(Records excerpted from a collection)
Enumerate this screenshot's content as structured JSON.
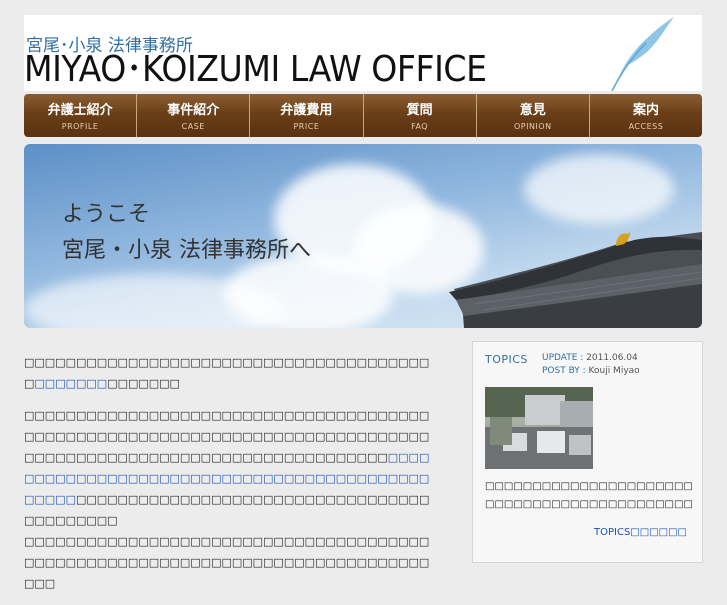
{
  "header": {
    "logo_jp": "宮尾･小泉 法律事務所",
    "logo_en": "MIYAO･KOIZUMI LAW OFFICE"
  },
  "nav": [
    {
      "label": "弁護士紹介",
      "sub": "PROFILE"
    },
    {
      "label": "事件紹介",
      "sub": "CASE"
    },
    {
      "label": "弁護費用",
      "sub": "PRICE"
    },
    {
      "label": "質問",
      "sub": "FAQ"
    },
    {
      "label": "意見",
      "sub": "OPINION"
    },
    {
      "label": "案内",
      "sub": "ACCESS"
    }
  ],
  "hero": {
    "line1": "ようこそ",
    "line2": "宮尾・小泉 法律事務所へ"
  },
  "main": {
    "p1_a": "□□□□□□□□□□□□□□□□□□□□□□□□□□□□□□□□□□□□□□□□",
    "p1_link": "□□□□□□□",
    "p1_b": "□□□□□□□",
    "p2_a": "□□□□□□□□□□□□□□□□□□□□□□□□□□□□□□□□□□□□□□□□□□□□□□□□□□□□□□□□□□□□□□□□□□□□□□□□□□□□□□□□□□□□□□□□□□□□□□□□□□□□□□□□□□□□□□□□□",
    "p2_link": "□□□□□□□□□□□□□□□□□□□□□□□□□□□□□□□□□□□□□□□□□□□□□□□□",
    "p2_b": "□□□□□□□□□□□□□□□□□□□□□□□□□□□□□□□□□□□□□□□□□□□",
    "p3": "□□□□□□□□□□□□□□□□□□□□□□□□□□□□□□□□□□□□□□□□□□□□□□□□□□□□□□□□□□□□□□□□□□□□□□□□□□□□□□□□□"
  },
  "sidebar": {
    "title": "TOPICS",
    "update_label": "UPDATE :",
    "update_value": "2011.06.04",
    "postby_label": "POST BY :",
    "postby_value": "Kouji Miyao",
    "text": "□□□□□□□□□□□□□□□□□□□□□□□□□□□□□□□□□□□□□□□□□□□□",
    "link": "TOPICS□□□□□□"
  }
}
...
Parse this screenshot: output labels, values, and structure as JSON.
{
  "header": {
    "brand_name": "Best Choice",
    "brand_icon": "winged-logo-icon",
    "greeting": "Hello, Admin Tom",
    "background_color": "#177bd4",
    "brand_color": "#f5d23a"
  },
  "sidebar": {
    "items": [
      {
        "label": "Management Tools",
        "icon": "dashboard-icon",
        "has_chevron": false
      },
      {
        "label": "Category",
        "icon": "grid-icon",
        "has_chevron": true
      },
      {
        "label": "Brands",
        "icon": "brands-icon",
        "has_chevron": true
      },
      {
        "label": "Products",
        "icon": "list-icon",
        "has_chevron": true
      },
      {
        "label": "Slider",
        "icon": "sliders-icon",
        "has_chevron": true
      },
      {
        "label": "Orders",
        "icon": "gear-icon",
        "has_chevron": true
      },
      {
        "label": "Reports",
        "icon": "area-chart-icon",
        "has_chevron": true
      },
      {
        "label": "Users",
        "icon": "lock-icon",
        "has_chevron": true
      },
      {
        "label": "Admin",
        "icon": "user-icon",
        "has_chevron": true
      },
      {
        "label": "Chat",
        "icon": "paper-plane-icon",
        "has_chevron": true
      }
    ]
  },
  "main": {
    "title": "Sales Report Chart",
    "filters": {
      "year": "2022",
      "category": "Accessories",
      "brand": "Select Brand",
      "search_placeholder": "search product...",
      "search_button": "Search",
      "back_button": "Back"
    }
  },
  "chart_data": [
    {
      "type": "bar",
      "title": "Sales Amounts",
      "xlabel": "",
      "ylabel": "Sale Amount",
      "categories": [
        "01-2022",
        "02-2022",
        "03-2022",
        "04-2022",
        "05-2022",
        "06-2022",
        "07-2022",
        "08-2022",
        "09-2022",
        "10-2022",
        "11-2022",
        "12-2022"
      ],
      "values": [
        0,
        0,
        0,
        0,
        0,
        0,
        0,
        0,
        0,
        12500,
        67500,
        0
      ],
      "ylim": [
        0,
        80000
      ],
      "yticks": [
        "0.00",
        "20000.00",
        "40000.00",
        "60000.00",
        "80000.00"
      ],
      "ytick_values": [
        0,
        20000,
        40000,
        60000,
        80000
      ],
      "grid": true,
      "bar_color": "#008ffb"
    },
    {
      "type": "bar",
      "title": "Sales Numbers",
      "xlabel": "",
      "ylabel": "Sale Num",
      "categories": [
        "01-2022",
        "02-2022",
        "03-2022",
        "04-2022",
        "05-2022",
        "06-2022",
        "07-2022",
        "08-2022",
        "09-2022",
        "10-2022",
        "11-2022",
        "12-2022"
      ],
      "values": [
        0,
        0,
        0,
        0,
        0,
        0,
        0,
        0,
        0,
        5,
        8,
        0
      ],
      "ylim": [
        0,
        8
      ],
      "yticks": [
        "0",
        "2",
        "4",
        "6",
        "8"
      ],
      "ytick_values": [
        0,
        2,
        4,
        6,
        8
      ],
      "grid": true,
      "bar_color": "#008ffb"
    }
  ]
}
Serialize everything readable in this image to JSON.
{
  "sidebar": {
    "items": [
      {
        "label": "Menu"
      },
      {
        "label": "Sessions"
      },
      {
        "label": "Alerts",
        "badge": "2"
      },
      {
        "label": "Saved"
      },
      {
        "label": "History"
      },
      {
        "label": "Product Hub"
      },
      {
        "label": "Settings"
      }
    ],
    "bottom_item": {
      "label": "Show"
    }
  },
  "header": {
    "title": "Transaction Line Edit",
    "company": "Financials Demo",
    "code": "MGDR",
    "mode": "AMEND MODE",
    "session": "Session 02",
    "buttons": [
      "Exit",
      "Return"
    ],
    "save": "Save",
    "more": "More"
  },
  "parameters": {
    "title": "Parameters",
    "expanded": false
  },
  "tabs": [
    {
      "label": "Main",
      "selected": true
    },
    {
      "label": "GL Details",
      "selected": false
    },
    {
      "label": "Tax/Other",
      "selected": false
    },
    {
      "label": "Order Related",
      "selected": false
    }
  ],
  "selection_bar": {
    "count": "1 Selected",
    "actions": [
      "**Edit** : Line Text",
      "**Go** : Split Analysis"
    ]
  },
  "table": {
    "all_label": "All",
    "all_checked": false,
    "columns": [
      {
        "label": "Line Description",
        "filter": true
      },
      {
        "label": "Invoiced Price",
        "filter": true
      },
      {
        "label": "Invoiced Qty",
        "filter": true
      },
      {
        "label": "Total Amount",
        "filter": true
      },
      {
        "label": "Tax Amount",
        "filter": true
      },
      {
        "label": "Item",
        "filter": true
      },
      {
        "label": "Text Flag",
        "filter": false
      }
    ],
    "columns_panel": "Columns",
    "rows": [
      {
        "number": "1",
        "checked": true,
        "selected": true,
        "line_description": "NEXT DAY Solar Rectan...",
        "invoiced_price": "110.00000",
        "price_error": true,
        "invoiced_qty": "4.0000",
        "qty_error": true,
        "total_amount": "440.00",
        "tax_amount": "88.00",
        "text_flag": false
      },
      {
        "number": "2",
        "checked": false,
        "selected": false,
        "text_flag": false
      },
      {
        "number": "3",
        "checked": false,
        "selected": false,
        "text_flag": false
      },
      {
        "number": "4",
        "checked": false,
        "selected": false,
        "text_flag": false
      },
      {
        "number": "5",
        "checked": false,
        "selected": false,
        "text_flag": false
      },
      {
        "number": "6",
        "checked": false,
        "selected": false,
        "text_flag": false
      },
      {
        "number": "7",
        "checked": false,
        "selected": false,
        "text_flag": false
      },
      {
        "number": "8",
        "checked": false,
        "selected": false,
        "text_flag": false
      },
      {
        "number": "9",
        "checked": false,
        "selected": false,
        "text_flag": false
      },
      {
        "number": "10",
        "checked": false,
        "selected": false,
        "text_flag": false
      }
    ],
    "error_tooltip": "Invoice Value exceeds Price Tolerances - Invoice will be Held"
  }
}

- **EXERCISE GOAL**
Look through the listing above. Pick out each line with "screenshot" and copy it.

- **REPLY TO THE EXERCISE**
Enumerate this screenshot's content as structured JSON.
Parse this screenshot: output labels, values, and structure as JSON.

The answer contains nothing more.